Exactly reproduce each record listed below.

+++ Data records +++

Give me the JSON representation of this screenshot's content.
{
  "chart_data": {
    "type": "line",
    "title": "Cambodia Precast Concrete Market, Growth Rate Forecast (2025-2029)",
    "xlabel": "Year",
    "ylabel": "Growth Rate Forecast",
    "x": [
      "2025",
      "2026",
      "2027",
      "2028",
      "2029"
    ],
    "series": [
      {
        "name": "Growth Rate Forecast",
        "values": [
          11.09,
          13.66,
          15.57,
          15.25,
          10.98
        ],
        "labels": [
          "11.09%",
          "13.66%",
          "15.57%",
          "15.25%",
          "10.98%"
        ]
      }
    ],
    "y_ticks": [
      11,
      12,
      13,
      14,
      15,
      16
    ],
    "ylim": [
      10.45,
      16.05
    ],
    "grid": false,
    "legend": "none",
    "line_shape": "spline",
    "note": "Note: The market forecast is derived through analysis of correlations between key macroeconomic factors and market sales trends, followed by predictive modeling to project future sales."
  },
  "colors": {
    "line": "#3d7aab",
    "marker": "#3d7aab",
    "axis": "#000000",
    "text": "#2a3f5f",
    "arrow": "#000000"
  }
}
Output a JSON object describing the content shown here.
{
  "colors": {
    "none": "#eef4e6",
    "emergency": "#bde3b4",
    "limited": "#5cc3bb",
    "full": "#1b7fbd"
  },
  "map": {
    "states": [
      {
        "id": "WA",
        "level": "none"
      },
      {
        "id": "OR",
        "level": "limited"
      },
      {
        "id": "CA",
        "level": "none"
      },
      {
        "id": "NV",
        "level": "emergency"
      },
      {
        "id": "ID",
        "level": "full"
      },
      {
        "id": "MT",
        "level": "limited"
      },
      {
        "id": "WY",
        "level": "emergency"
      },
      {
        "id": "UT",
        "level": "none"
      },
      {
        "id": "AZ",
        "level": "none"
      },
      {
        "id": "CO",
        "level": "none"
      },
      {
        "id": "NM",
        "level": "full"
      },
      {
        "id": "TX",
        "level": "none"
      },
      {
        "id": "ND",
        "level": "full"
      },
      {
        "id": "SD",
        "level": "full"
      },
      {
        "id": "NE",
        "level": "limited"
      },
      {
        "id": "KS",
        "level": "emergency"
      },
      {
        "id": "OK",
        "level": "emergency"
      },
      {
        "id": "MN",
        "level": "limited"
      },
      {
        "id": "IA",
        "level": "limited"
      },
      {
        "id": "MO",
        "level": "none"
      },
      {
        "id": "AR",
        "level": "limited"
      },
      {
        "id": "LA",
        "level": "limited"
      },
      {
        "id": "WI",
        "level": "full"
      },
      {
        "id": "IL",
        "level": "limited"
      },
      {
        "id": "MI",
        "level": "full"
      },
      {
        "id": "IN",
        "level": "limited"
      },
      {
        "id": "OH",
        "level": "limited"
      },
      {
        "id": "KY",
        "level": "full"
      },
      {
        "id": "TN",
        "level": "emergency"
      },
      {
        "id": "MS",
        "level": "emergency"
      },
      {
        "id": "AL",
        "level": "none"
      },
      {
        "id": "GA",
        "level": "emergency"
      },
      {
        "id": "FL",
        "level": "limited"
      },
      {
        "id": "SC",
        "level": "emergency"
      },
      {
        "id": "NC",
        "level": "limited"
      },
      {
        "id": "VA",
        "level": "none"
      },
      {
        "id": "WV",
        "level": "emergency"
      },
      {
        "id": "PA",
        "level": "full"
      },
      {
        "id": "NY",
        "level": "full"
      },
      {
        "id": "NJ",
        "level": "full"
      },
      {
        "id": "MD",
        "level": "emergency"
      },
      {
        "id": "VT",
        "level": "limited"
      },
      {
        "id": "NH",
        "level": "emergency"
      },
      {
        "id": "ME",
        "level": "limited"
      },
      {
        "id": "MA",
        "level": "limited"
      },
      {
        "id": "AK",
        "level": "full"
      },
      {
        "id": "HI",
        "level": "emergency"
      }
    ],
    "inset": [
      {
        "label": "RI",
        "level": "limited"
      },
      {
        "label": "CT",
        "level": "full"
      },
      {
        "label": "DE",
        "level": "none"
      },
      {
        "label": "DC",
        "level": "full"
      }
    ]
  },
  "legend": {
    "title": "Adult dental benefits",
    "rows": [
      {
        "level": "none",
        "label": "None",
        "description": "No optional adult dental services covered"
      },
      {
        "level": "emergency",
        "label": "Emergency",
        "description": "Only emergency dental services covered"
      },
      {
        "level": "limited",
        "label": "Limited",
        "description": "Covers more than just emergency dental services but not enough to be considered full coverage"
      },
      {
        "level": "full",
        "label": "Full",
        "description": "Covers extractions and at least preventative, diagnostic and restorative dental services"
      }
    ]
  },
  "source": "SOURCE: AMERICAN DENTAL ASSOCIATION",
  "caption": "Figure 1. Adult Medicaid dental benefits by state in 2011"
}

+++

In response:
Give me the JSON representation of this screenshot's content.
{
  "chart_data": {
    "type": "line",
    "title": "Cambodia Precast Concrete Market, Growth Rate Forecast (2025-2029)",
    "xlabel": "Year",
    "ylabel": "Growth Rate Forecast",
    "x": [
      "2025",
      "2026",
      "2027",
      "2028",
      "2029"
    ],
    "series": [
      {
        "name": "Growth Rate Forecast",
        "values": [
          11.09,
          13.66,
          15.57,
          15.25,
          10.98
        ],
        "labels": [
          "11.09%",
          "13.66%",
          "15.57%",
          "15.25%",
          "10.98%"
        ]
      }
    ],
    "y_ticks": [
      11,
      12,
      13,
      14,
      15,
      16
    ],
    "ylim": [
      10.45,
      16.05
    ],
    "grid": false,
    "legend": "none",
    "line_shape": "spline",
    "note": "Note: The market forecast is derived through analysis of correlations between key macroeconomic factors and market sales trends, followed by predictive modeling to project future sales."
  },
  "colors": {
    "line": "#3d7aab",
    "marker": "#3d7aab",
    "axis": "#000000",
    "text": "#2a3f5f",
    "arrow": "#000000"
  }
}
Output a JSON object describing the content shown here.
{
  "colors": {
    "none": "#eef4e6",
    "emergency": "#bde3b4",
    "limited": "#5cc3bb",
    "full": "#1b7fbd"
  },
  "map": {
    "states": [
      {
        "id": "WA",
        "level": "none"
      },
      {
        "id": "OR",
        "level": "limited"
      },
      {
        "id": "CA",
        "level": "none"
      },
      {
        "id": "NV",
        "level": "emergency"
      },
      {
        "id": "ID",
        "level": "full"
      },
      {
        "id": "MT",
        "level": "limited"
      },
      {
        "id": "WY",
        "level": "emergency"
      },
      {
        "id": "UT",
        "level": "none"
      },
      {
        "id": "AZ",
        "level": "none"
      },
      {
        "id": "CO",
        "level": "none"
      },
      {
        "id": "NM",
        "level": "full"
      },
      {
        "id": "TX",
        "level": "none"
      },
      {
        "id": "ND",
        "level": "full"
      },
      {
        "id": "SD",
        "level": "full"
      },
      {
        "id": "NE",
        "level": "limited"
      },
      {
        "id": "KS",
        "level": "emergency"
      },
      {
        "id": "OK",
        "level": "emergency"
      },
      {
        "id": "MN",
        "level": "limited"
      },
      {
        "id": "IA",
        "level": "limited"
      },
      {
        "id": "MO",
        "level": "none"
      },
      {
        "id": "AR",
        "level": "limited"
      },
      {
        "id": "LA",
        "level": "limited"
      },
      {
        "id": "WI",
        "level": "full"
      },
      {
        "id": "IL",
        "level": "limited"
      },
      {
        "id": "MI",
        "level": "full"
      },
      {
        "id": "IN",
        "level": "limited"
      },
      {
        "id": "OH",
        "level": "limited"
      },
      {
        "id": "KY",
        "level": "full"
      },
      {
        "id": "TN",
        "level": "emergency"
      },
      {
        "id": "MS",
        "level": "emergency"
      },
      {
        "id": "AL",
        "level": "none"
      },
      {
        "id": "GA",
        "level": "emergency"
      },
      {
        "id": "FL",
        "level": "limited"
      },
      {
        "id": "SC",
        "level": "emergency"
      },
      {
        "id": "NC",
        "level": "limited"
      },
      {
        "id": "VA",
        "level": "none"
      },
      {
        "id": "WV",
        "level": "emergency"
      },
      {
        "id": "PA",
        "level": "full"
      },
      {
        "id": "NY",
        "level": "full"
      },
      {
        "id": "NJ",
        "level": "full"
      },
      {
        "id": "MD",
        "level": "emergency"
      },
      {
        "id": "VT",
        "level": "limited"
      },
      {
        "id": "NH",
        "level": "emergency"
      },
      {
        "id": "ME",
        "level": "limited"
      },
      {
        "id": "MA",
        "level": "limited"
      },
      {
        "id": "AK",
        "level": "full"
      },
      {
        "id": "HI",
        "level": "emergency"
      }
    ],
    "inset": [
      {
        "label": "RI",
        "level": "limited"
      },
      {
        "label": "CT",
        "level": "full"
      },
      {
        "label": "DE",
        "level": "none"
      },
      {
        "label": "DC",
        "level": "full"
      }
    ]
  },
  "legend": {
    "title": "Adult dental benefits",
    "rows": [
      {
        "level": "none",
        "label": "None",
        "description": "No optional adult dental services covered"
      },
      {
        "level": "emergency",
        "label": "Emergency",
        "description": "Only emergency dental services covered"
      },
      {
        "level": "limited",
        "label": "Limited",
        "description": "Covers more than just emergency dental services but not enough to be considered full coverage"
      },
      {
        "level": "full",
        "label": "Full",
        "description": "Covers extractions and at least preventative, diagnostic and restorative dental services"
      }
    ]
  },
  "source": "SOURCE: AMERICAN DENTAL ASSOCIATION",
  "caption": "Figure 1. Adult Medicaid dental benefits by state in 2011"
}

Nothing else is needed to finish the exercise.